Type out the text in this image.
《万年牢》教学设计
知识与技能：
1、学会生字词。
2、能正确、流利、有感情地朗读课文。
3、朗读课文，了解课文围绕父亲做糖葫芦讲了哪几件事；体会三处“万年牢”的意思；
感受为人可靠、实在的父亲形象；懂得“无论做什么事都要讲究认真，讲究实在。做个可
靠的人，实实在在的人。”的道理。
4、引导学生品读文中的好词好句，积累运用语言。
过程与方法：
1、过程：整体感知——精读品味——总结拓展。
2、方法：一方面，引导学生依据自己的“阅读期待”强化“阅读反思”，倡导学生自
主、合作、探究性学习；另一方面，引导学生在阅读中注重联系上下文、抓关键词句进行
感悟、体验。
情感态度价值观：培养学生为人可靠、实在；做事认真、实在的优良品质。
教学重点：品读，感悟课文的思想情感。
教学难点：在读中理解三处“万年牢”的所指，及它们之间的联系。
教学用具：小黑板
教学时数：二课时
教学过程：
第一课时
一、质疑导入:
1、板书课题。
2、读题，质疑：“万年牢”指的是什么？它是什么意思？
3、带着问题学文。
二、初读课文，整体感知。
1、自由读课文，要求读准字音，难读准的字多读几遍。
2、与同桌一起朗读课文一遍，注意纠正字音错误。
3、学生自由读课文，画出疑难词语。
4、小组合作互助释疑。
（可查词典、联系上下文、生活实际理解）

* * * * * * *

#### WHAT IS REQUIRED:
Copy every line verbatim.

#### EXERCISE RESULT:
Type out the text in this image.
《万年牢》教学设计
知识与技能：
1、学会生字词。
2、能正确、流利、有感情地朗读课文。
3、朗读课文，了解课文围绕父亲做糖葫芦讲了哪几件事；体会三处“万年牢”的意思；
感受为人可靠、实在的父亲形象；懂得“无论做什么事都要讲究认真，讲究实在。做个可
靠的人，实实在在的人。”的道理。
4、引导学生品读文中的好词好句，积累运用语言。
过程与方法：
1、过程：整体感知——精读品味——总结拓展。
2、方法：一方面，引导学生依据自己的“阅读期待”强化“阅读反思”，倡导学生自
主、合作、探究性学习；另一方面，引导学生在阅读中注重联系上下文、抓关键词句进行
感悟、体验。
情感态度价值观：培养学生为人可靠、实在；做事认真、实在的优良品质。
教学重点：品读，感悟课文的思想情感。
教学难点：在读中理解三处“万年牢”的所指，及它们之间的联系。
教学用具：小黑板
教学时数：二课时
教学过程：
第一课时
一、质疑导入:
1、板书课题。
2、读题，质疑：“万年牢”指的是什么？它是什么意思？
3、带着问题学文。
二、初读课文，整体感知。
1、自由读课文，要求读准字音，难读准的字多读几遍。
2、与同桌一起朗读课文一遍，注意纠正字音错误。
3、学生自由读课文，画出疑难词语。
4、小组合作互助释疑。
（可查词典、联系上下文、生活实际理解）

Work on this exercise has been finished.